### Задача
Перепишите все записи ниже строка за строкой, без каких-либо изменений.

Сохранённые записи
========================================================================

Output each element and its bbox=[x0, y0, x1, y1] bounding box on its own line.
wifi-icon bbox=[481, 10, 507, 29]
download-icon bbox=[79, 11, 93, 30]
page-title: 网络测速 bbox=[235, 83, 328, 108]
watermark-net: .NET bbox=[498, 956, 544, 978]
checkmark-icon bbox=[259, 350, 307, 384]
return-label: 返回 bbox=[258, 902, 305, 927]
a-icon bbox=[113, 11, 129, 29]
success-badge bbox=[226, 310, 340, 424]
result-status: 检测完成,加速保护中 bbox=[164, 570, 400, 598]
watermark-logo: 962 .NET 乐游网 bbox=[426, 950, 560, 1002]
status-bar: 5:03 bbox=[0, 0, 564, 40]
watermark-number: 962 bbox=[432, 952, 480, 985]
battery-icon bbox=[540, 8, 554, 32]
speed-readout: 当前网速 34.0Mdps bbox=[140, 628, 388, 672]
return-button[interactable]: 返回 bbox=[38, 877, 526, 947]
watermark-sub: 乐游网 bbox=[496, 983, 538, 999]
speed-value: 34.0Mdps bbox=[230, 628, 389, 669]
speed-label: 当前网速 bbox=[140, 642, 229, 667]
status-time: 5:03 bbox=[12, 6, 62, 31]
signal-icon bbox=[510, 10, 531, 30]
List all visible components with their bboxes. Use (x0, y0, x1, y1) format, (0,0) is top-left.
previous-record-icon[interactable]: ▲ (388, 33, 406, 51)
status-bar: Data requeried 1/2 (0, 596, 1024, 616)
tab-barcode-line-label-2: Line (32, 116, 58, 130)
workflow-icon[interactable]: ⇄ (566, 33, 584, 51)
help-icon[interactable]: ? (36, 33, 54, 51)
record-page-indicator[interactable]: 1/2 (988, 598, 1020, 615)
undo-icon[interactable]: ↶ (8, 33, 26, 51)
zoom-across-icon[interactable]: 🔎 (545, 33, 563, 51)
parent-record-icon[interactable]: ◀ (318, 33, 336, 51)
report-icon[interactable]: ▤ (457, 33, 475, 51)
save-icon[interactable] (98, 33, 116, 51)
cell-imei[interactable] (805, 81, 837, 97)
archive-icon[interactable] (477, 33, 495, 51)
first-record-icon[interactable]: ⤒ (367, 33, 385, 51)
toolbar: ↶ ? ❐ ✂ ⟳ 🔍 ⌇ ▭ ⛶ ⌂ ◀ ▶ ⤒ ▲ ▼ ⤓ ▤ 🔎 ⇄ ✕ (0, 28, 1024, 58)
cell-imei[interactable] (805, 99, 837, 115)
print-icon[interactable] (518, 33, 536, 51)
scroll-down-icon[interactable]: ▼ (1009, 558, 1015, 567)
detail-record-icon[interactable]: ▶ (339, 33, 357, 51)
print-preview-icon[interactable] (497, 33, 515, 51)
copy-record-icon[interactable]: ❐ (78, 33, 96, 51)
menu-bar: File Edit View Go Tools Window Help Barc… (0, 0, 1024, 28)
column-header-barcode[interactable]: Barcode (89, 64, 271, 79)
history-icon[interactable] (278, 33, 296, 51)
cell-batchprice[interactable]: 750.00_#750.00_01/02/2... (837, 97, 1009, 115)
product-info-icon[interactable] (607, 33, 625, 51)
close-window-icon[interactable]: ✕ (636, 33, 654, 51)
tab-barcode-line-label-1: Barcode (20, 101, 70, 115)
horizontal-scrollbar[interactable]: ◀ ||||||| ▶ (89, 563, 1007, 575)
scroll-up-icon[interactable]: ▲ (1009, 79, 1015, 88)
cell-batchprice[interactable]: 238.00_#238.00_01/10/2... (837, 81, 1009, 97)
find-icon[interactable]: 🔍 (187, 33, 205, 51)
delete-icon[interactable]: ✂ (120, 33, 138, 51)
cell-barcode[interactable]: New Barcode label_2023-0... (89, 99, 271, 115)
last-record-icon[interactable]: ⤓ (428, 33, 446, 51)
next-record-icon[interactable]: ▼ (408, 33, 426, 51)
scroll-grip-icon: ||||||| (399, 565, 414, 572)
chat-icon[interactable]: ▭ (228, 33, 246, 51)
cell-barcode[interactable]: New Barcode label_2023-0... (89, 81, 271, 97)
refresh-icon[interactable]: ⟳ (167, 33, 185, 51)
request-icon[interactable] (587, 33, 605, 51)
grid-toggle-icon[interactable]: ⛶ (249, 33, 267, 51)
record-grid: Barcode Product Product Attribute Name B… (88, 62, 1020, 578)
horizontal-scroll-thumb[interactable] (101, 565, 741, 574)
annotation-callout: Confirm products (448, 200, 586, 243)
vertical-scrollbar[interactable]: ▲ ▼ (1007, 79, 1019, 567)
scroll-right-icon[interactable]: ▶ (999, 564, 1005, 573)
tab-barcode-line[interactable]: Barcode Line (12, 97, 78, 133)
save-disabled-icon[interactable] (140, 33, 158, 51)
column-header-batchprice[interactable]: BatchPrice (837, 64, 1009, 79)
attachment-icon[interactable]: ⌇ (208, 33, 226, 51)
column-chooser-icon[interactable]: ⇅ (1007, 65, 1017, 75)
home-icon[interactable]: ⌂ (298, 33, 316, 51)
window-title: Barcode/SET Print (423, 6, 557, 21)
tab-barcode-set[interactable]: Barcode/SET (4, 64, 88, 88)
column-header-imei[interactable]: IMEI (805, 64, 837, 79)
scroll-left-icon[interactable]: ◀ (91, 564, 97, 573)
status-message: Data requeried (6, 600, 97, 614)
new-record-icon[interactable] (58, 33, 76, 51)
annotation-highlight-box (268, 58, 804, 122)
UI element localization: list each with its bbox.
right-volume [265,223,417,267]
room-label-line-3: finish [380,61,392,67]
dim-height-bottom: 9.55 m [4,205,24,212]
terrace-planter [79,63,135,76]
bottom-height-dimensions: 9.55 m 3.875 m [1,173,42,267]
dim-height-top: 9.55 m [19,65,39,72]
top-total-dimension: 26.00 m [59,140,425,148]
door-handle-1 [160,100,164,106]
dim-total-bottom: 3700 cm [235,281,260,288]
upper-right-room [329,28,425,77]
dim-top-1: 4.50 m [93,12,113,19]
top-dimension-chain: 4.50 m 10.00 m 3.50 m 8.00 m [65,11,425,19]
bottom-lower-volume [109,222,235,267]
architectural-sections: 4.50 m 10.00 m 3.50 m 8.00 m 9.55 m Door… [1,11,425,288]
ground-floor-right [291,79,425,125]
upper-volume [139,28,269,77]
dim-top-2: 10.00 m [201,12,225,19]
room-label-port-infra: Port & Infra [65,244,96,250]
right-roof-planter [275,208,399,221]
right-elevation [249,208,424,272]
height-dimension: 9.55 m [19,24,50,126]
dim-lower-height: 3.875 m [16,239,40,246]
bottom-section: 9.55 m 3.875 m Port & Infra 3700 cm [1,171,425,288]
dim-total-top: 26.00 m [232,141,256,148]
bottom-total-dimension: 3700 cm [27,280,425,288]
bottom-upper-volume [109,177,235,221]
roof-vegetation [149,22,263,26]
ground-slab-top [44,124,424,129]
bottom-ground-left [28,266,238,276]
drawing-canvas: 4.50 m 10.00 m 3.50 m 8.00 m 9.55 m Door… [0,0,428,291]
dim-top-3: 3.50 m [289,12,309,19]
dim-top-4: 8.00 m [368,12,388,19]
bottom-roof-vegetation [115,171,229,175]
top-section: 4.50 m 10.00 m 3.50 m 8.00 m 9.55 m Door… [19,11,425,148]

========================================================================

### Правильный ответ
Output each element and its bbox=[x0, y0, x1, y1] bounding box on its own line.
wifi-icon bbox=[481, 10, 507, 29]
download-icon bbox=[79, 11, 93, 30]
page-title: 网络测速 bbox=[235, 83, 328, 108]
watermark-net: .NET bbox=[498, 956, 544, 978]
checkmark-icon bbox=[259, 350, 307, 384]
return-label: 返回 bbox=[258, 902, 305, 927]
a-icon bbox=[113, 11, 129, 29]
success-badge bbox=[226, 310, 340, 424]
result-status: 检测完成,加速保护中 bbox=[164, 570, 400, 598]
watermark-logo: 962 .NET 乐游网 bbox=[426, 950, 560, 1002]
status-bar: 5:03 bbox=[0, 0, 564, 40]
watermark-number: 962 bbox=[432, 952, 480, 985]
battery-icon bbox=[540, 8, 554, 32]
speed-readout: 当前网速 34.0Mdps bbox=[140, 628, 388, 672]
return-button[interactable]: 返回 bbox=[38, 877, 526, 947]
watermark-sub: 乐游网 bbox=[496, 983, 538, 999]
speed-value: 34.0Mdps bbox=[230, 628, 389, 669]
speed-label: 当前网速 bbox=[140, 642, 229, 667]
status-time: 5:03 bbox=[12, 6, 62, 31]
signal-icon bbox=[510, 10, 531, 30]
List all visible components with their bboxes. Use (x0, y0, x1, y1) format, (0,0) is top-left.
previous-record-icon[interactable]: ▲ (388, 33, 406, 51)
status-bar: Data requeried 1/2 (0, 596, 1024, 616)
tab-barcode-line-label-2: Line (32, 116, 58, 130)
workflow-icon[interactable]: ⇄ (566, 33, 584, 51)
help-icon[interactable]: ? (36, 33, 54, 51)
record-page-indicator[interactable]: 1/2 (988, 598, 1020, 615)
undo-icon[interactable]: ↶ (8, 33, 26, 51)
zoom-across-icon[interactable]: 🔎 (545, 33, 563, 51)
parent-record-icon[interactable]: ◀ (318, 33, 336, 51)
report-icon[interactable]: ▤ (457, 33, 475, 51)
save-icon[interactable] (98, 33, 116, 51)
cell-imei[interactable] (805, 81, 837, 97)
archive-icon[interactable] (477, 33, 495, 51)
first-record-icon[interactable]: ⤒ (367, 33, 385, 51)
toolbar: ↶ ? ❐ ✂ ⟳ 🔍 ⌇ ▭ ⛶ ⌂ ◀ ▶ ⤒ ▲ ▼ ⤓ ▤ 🔎 ⇄ ✕ (0, 28, 1024, 58)
cell-imei[interactable] (805, 99, 837, 115)
print-icon[interactable] (518, 33, 536, 51)
scroll-down-icon[interactable]: ▼ (1009, 558, 1015, 567)
detail-record-icon[interactable]: ▶ (339, 33, 357, 51)
print-preview-icon[interactable] (497, 33, 515, 51)
copy-record-icon[interactable]: ❐ (78, 33, 96, 51)
menu-bar: File Edit View Go Tools Window Help Barc… (0, 0, 1024, 28)
column-header-barcode[interactable]: Barcode (89, 64, 271, 79)
history-icon[interactable] (278, 33, 296, 51)
cell-batchprice[interactable]: 750.00_#750.00_01/02/2... (837, 97, 1009, 115)
product-info-icon[interactable] (607, 33, 625, 51)
close-window-icon[interactable]: ✕ (636, 33, 654, 51)
tab-barcode-line-label-1: Barcode (20, 101, 70, 115)
horizontal-scrollbar[interactable]: ◀ ||||||| ▶ (89, 563, 1007, 575)
scroll-up-icon[interactable]: ▲ (1009, 79, 1015, 88)
cell-batchprice[interactable]: 238.00_#238.00_01/10/2... (837, 81, 1009, 97)
find-icon[interactable]: 🔍 (187, 33, 205, 51)
delete-icon[interactable]: ✂ (120, 33, 138, 51)
cell-barcode[interactable]: New Barcode label_2023-0... (89, 99, 271, 115)
last-record-icon[interactable]: ⤓ (428, 33, 446, 51)
next-record-icon[interactable]: ▼ (408, 33, 426, 51)
scroll-grip-icon: ||||||| (399, 565, 414, 572)
chat-icon[interactable]: ▭ (228, 33, 246, 51)
cell-barcode[interactable]: New Barcode label_2023-0... (89, 81, 271, 97)
refresh-icon[interactable]: ⟳ (167, 33, 185, 51)
request-icon[interactable] (587, 33, 605, 51)
grid-toggle-icon[interactable]: ⛶ (249, 33, 267, 51)
record-grid: Barcode Product Product Attribute Name B… (88, 62, 1020, 578)
horizontal-scroll-thumb[interactable] (101, 565, 741, 574)
annotation-callout: Confirm products (448, 200, 586, 243)
vertical-scrollbar[interactable]: ▲ ▼ (1007, 79, 1019, 567)
scroll-right-icon[interactable]: ▶ (999, 564, 1005, 573)
tab-barcode-line[interactable]: Barcode Line (12, 97, 78, 133)
save-disabled-icon[interactable] (140, 33, 158, 51)
column-header-batchprice[interactable]: BatchPrice (837, 64, 1009, 79)
attachment-icon[interactable]: ⌇ (208, 33, 226, 51)
column-chooser-icon[interactable]: ⇅ (1007, 65, 1017, 75)
home-icon[interactable]: ⌂ (298, 33, 316, 51)
window-title: Barcode/SET Print (423, 6, 557, 21)
tab-barcode-set[interactable]: Barcode/SET (4, 64, 88, 88)
column-header-imei[interactable]: IMEI (805, 64, 837, 79)
scroll-left-icon[interactable]: ◀ (91, 564, 97, 573)
status-message: Data requeried (6, 600, 97, 614)
new-record-icon[interactable] (58, 33, 76, 51)
annotation-highlight-box (268, 58, 804, 122)
UI element localization: list each with its bbox.
right-volume [265,223,417,267]
room-label-line-3: finish [380,61,392,67]
dim-height-bottom: 9.55 m [4,205,24,212]
terrace-planter [79,63,135,76]
bottom-height-dimensions: 9.55 m 3.875 m [1,173,42,267]
dim-height-top: 9.55 m [19,65,39,72]
top-total-dimension: 26.00 m [59,140,425,148]
door-handle-1 [160,100,164,106]
dim-total-bottom: 3700 cm [235,281,260,288]
upper-right-room [329,28,425,77]
dim-top-1: 4.50 m [93,12,113,19]
top-dimension-chain: 4.50 m 10.00 m 3.50 m 8.00 m [65,11,425,19]
bottom-lower-volume [109,222,235,267]
architectural-sections: 4.50 m 10.00 m 3.50 m 8.00 m 9.55 m Door… [1,11,425,288]
ground-floor-right [291,79,425,125]
upper-volume [139,28,269,77]
dim-top-2: 10.00 m [201,12,225,19]
room-label-port-infra: Port & Infra [65,244,96,250]
right-roof-planter [275,208,399,221]
right-elevation [249,208,424,272]
height-dimension: 9.55 m [19,24,50,126]
dim-lower-height: 3.875 m [16,239,40,246]
bottom-section: 9.55 m 3.875 m Port & Infra 3700 cm [1,171,425,288]
dim-total-top: 26.00 m [232,141,256,148]
bottom-total-dimension: 3700 cm [27,280,425,288]
bottom-upper-volume [109,177,235,221]
roof-vegetation [149,22,263,26]
ground-slab-top [44,124,424,129]
bottom-ground-left [28,266,238,276]
drawing-canvas: 4.50 m 10.00 m 3.50 m 8.00 m 9.55 m Door… [0,0,428,291]
dim-top-3: 3.50 m [289,12,309,19]
dim-top-4: 8.00 m [368,12,388,19]
bottom-roof-vegetation [115,171,229,175]
top-section: 4.50 m 10.00 m 3.50 m 8.00 m 9.55 m Door… [19,11,425,148]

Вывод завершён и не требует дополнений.